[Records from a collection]
** BEGIN **

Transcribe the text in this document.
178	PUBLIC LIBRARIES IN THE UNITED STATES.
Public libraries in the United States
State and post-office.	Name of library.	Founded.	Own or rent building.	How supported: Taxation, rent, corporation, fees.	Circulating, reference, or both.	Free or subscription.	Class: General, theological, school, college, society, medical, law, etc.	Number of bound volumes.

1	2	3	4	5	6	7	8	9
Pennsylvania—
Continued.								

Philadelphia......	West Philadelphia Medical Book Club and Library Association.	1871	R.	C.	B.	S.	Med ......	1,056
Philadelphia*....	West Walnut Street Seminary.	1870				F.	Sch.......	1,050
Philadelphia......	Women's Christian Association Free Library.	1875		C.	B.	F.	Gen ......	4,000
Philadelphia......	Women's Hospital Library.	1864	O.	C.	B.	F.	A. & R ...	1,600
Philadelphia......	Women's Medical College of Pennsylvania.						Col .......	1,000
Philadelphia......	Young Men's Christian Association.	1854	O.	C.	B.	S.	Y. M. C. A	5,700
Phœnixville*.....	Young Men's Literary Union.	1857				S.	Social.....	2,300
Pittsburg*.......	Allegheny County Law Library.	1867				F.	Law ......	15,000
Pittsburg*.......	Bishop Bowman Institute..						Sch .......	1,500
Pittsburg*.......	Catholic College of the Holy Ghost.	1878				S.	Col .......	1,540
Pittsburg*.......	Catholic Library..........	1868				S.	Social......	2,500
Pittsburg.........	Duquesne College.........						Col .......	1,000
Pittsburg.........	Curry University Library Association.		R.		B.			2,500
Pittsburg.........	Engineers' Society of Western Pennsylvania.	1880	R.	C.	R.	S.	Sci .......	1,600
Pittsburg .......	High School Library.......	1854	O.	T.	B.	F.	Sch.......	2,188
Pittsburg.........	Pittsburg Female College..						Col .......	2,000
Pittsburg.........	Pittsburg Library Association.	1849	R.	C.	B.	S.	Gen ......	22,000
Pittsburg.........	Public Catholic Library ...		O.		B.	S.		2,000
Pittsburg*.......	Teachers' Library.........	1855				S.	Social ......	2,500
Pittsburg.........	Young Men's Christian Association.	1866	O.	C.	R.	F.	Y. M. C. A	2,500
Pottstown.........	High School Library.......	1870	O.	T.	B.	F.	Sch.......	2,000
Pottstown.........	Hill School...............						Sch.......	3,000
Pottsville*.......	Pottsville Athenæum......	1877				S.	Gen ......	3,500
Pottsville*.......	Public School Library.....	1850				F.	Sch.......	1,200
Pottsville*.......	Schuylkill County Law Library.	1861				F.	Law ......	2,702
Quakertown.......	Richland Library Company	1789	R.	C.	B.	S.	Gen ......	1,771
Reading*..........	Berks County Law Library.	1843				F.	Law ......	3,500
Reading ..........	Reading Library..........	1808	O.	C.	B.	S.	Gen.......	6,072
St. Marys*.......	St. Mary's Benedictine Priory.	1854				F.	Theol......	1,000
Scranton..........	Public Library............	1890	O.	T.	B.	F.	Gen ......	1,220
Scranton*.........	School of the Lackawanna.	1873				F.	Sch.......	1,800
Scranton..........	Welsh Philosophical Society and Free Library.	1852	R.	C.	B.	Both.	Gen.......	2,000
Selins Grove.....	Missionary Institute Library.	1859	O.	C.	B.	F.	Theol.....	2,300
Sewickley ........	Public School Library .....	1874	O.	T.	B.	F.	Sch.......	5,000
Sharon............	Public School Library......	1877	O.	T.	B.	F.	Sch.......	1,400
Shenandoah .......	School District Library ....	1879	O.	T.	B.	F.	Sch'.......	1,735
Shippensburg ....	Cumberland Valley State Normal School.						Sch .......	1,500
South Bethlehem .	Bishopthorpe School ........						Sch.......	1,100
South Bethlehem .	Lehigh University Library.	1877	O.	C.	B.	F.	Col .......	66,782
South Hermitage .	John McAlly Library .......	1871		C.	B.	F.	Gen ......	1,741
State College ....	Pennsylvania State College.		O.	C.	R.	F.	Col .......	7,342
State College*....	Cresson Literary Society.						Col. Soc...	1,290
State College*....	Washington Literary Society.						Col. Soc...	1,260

** END **

Short problem –
Copy out every line from the material above in which the word "Literary" appears.

Correct response –
Phœnixville*.....	Young Men's Literary Union.	1857				S.	Social.....	2,300
State College*....	Cresson Literary Society.						Col. Soc...	1,290
State College*....	Washington Literary Society.						Col. Soc...	1,260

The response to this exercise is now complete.